■ **WHAT TO DO**:
Copy out all the lines in the records that include the word "text".

■ **AVAILABLE RECORDS**:
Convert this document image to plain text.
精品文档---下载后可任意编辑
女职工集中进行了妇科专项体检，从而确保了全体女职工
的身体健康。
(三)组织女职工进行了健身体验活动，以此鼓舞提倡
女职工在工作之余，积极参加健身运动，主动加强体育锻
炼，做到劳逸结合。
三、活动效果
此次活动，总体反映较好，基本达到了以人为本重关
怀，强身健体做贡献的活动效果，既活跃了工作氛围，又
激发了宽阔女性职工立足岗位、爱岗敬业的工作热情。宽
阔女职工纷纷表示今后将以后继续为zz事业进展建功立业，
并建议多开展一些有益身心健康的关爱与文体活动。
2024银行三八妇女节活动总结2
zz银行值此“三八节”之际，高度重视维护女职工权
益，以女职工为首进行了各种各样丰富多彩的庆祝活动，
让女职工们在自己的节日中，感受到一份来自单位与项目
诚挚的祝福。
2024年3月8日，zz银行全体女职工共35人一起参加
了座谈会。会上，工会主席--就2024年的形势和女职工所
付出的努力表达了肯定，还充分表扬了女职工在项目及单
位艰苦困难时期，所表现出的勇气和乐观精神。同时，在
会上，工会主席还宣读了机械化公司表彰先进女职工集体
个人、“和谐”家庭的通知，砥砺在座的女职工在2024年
==
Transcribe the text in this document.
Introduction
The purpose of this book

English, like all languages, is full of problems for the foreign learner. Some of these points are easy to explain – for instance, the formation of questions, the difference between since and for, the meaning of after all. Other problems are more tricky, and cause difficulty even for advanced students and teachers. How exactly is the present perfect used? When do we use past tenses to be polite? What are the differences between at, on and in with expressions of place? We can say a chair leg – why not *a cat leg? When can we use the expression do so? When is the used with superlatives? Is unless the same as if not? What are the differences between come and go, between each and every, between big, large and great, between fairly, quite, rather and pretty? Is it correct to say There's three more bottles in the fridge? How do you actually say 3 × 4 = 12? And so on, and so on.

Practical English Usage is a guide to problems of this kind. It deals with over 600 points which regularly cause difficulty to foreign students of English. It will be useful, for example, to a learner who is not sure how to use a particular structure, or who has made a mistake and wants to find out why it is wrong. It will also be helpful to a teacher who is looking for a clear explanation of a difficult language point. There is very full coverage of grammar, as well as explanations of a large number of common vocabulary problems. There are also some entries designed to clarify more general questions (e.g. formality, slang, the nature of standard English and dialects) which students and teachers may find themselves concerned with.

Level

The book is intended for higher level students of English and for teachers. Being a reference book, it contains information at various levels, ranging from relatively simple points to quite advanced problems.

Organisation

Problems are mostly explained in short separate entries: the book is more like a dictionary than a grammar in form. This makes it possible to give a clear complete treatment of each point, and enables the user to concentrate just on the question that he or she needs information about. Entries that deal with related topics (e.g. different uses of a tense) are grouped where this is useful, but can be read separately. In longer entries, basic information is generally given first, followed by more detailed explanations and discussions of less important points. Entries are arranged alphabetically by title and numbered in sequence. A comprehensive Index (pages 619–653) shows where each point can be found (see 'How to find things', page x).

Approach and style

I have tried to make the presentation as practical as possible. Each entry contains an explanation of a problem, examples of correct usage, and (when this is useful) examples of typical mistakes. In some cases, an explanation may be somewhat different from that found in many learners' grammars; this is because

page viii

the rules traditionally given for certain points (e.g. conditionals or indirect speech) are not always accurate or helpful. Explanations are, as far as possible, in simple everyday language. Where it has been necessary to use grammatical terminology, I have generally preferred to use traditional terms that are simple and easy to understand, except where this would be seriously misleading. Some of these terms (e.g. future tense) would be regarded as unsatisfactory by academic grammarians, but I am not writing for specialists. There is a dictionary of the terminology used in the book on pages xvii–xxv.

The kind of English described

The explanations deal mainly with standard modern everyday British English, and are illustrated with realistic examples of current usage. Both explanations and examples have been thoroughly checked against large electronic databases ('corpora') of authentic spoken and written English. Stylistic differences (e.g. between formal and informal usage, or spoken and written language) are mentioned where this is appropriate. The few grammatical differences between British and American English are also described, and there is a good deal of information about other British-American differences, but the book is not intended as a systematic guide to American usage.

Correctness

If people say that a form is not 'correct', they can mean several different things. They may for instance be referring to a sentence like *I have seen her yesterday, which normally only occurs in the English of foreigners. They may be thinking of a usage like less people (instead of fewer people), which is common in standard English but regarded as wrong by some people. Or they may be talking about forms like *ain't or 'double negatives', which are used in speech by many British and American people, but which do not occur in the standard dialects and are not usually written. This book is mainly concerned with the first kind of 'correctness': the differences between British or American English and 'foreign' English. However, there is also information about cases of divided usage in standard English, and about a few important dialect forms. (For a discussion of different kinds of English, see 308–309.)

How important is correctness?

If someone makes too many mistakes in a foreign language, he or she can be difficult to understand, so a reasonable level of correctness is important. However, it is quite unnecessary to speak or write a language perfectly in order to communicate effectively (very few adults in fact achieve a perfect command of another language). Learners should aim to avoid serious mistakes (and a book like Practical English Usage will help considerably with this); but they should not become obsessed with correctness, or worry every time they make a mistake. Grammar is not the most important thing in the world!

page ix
...
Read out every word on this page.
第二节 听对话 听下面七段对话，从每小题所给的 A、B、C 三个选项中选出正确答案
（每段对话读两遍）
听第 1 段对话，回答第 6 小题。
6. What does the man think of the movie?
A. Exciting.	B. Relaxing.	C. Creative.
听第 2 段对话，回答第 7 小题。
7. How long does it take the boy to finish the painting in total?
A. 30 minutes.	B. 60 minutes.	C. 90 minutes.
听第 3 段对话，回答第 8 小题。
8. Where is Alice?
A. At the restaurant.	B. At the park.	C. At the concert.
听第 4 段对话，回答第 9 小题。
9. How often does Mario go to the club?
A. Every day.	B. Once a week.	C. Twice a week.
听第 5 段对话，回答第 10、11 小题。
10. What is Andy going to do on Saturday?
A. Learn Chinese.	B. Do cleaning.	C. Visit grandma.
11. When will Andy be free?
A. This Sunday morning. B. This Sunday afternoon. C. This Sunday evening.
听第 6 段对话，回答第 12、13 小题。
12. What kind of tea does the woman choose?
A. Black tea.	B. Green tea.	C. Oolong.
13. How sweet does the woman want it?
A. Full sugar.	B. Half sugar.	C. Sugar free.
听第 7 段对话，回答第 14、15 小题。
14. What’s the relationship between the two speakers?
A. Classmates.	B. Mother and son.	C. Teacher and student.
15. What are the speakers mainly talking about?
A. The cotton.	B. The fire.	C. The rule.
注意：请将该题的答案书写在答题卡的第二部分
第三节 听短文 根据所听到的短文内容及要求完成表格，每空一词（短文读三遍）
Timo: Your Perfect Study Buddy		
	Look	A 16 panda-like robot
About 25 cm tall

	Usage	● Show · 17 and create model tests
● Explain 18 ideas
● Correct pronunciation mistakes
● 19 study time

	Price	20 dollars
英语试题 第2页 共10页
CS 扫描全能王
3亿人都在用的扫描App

■ **TASK SOLUTION**:
Convert this document image to plain text.
Transcribe the text in this document.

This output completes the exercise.